◆ **WORK INSTRUCTIONS**:
Check each line of the listing for the word "JSON" and give only the number of lines that have it.

◆ **EXCERPTED DATA**:
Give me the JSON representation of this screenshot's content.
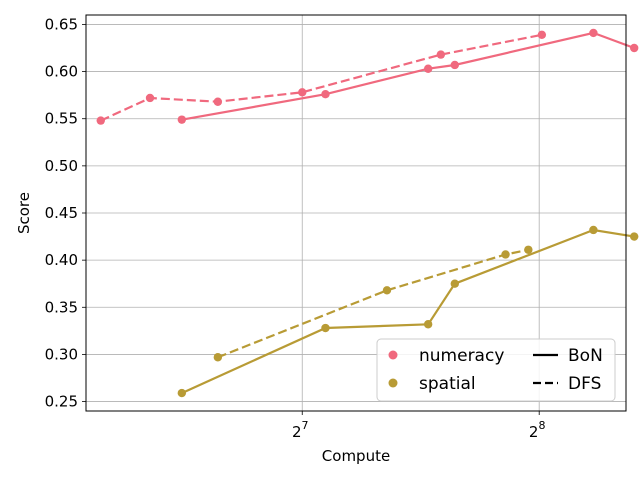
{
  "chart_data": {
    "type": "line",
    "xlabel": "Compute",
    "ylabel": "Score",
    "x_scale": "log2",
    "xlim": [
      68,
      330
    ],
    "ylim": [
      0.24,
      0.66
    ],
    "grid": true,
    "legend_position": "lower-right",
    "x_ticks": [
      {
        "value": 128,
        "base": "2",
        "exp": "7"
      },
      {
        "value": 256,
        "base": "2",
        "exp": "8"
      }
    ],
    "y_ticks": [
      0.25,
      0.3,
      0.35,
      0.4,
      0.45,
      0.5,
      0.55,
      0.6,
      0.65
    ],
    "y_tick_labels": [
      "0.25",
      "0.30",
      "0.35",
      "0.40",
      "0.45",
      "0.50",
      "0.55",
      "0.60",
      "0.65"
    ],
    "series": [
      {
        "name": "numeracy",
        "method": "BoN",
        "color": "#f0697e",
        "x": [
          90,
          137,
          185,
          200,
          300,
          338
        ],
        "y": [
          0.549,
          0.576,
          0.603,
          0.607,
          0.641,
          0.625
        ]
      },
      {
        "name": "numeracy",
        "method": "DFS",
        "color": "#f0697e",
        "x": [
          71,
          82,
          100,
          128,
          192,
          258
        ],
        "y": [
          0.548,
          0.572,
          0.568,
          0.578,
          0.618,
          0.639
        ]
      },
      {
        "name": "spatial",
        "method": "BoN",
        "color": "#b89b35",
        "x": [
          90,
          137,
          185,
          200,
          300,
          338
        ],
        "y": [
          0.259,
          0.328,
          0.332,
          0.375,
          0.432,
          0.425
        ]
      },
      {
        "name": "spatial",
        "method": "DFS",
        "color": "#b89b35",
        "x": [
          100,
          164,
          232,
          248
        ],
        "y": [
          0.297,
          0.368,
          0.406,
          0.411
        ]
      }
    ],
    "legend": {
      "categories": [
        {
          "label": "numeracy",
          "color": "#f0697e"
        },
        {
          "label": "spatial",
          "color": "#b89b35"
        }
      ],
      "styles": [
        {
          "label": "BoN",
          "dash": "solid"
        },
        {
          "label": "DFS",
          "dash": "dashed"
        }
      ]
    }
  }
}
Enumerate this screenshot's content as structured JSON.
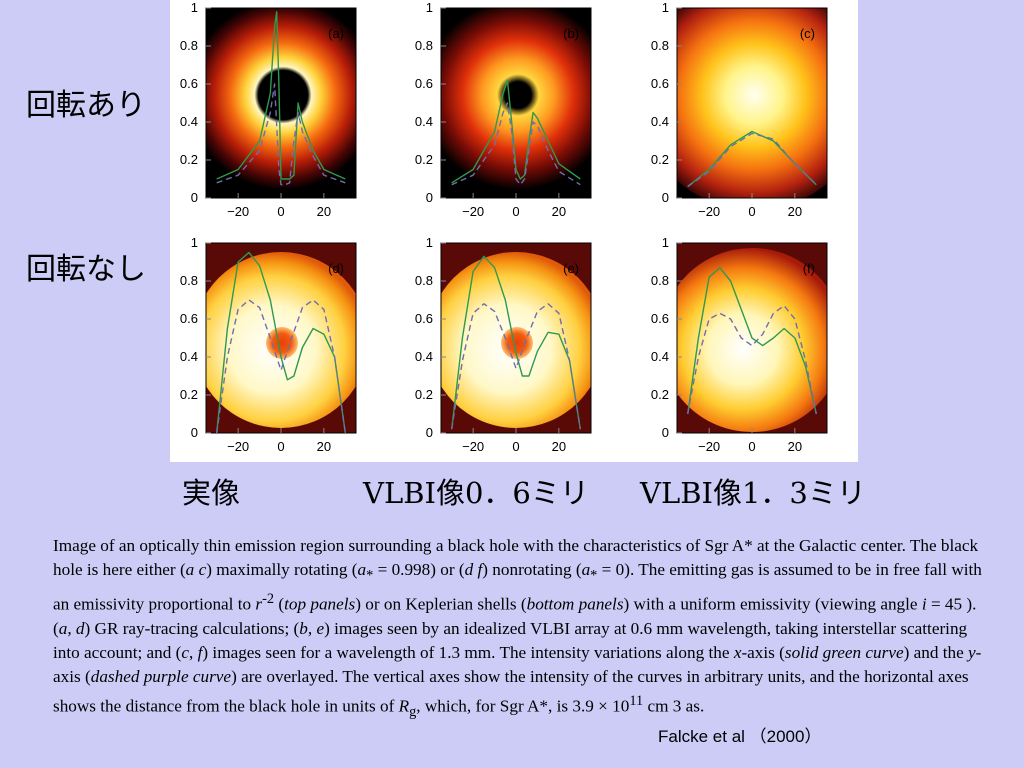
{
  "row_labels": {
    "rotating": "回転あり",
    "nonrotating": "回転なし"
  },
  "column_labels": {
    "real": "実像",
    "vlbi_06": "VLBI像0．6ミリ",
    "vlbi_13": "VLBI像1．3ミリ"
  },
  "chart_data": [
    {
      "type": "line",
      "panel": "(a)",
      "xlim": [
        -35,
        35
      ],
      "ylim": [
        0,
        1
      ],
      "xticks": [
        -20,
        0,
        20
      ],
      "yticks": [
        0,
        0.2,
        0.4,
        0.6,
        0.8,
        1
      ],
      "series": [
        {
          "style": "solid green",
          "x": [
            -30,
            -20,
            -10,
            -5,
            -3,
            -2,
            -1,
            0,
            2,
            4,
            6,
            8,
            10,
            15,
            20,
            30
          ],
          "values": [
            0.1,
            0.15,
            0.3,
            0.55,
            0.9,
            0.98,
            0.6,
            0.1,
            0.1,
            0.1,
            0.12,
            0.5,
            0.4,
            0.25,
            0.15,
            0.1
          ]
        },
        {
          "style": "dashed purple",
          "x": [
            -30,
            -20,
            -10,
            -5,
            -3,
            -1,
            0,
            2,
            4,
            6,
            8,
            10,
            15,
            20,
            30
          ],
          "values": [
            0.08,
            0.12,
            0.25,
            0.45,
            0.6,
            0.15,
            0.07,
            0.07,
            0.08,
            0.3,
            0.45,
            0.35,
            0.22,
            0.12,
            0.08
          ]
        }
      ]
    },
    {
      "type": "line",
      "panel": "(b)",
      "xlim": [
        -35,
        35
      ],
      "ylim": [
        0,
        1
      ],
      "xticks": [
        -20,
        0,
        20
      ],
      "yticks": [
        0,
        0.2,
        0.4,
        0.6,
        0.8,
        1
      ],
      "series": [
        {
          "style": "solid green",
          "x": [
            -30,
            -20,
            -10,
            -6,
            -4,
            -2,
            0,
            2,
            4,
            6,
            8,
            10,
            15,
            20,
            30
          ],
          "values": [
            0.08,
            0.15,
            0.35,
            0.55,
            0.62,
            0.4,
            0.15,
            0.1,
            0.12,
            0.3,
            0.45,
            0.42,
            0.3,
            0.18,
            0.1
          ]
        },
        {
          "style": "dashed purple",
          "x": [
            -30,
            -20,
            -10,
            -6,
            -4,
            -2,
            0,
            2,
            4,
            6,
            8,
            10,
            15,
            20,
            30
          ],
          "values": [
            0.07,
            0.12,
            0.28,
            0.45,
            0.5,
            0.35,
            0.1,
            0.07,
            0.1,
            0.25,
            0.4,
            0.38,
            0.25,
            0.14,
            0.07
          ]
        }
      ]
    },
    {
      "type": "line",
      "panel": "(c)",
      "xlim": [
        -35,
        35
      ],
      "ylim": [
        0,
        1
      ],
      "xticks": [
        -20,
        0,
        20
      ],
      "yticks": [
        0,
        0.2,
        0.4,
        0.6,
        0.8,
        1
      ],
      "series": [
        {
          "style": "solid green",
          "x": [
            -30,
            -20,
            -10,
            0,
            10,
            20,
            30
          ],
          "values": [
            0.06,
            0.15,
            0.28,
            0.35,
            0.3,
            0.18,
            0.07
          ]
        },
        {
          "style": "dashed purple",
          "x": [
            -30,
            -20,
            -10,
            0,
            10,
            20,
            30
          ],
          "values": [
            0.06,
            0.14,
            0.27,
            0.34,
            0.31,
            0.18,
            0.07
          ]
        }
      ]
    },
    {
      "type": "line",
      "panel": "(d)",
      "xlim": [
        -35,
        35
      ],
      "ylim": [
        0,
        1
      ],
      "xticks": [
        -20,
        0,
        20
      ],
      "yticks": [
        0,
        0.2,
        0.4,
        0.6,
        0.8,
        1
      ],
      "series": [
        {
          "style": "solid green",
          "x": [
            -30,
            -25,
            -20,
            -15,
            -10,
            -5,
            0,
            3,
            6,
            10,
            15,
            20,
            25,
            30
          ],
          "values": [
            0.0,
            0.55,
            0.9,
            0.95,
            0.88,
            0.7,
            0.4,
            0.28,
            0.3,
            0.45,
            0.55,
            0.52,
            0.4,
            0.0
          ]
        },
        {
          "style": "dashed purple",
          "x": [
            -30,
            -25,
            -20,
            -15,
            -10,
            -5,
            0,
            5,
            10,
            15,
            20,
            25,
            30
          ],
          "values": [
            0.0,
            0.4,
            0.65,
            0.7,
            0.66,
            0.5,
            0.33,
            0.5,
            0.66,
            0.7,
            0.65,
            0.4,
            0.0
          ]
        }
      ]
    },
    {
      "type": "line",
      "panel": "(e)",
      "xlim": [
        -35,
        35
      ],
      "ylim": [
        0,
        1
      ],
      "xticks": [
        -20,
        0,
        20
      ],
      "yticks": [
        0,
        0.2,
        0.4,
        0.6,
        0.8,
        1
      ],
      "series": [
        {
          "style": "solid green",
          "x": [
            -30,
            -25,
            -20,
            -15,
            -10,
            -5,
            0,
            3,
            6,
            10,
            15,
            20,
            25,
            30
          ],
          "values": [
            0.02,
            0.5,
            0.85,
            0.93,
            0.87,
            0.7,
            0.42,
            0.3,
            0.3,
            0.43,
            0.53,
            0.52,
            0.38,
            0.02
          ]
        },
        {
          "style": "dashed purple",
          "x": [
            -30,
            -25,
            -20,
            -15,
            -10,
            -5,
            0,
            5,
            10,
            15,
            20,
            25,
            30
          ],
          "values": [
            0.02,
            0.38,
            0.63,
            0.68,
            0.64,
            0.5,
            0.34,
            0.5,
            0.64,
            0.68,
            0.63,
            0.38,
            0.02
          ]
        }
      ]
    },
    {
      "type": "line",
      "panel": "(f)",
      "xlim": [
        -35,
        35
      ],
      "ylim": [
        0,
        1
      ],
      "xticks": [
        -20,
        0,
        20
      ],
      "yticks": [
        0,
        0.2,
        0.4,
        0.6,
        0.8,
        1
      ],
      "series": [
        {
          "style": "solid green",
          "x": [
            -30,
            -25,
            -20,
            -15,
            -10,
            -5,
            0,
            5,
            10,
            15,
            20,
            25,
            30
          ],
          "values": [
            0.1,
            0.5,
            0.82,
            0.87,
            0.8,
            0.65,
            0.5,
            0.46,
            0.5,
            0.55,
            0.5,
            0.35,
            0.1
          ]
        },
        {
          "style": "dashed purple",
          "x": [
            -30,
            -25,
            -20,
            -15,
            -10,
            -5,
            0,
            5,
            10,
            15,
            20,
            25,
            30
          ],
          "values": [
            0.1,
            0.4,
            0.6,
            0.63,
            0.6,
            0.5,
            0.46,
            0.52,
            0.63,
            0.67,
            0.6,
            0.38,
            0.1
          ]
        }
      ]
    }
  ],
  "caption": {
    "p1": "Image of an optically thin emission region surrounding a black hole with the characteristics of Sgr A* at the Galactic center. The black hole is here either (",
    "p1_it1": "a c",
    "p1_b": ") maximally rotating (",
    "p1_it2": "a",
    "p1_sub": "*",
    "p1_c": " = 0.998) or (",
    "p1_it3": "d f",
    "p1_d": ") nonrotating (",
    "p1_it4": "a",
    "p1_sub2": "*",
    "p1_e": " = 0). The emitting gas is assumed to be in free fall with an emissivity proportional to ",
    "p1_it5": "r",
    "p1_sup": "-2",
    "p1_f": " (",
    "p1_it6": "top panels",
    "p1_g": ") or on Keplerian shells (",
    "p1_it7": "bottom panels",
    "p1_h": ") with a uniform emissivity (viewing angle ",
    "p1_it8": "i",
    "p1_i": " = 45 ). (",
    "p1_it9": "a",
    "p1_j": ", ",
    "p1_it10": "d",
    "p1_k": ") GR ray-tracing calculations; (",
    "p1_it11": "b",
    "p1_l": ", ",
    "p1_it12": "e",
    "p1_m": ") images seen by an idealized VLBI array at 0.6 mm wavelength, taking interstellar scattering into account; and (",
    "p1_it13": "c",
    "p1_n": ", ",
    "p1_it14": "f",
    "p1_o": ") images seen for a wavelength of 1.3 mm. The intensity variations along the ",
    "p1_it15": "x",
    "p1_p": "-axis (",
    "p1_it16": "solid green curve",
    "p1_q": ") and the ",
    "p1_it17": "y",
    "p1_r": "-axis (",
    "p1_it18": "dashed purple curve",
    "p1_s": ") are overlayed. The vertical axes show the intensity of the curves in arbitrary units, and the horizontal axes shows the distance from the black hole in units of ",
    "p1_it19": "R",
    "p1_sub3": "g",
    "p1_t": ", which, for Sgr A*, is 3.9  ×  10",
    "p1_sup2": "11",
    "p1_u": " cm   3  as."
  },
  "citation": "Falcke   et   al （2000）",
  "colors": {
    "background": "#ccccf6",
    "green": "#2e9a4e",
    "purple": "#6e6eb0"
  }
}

◆ **ANSWER FOR THIS EXERCISE**:
2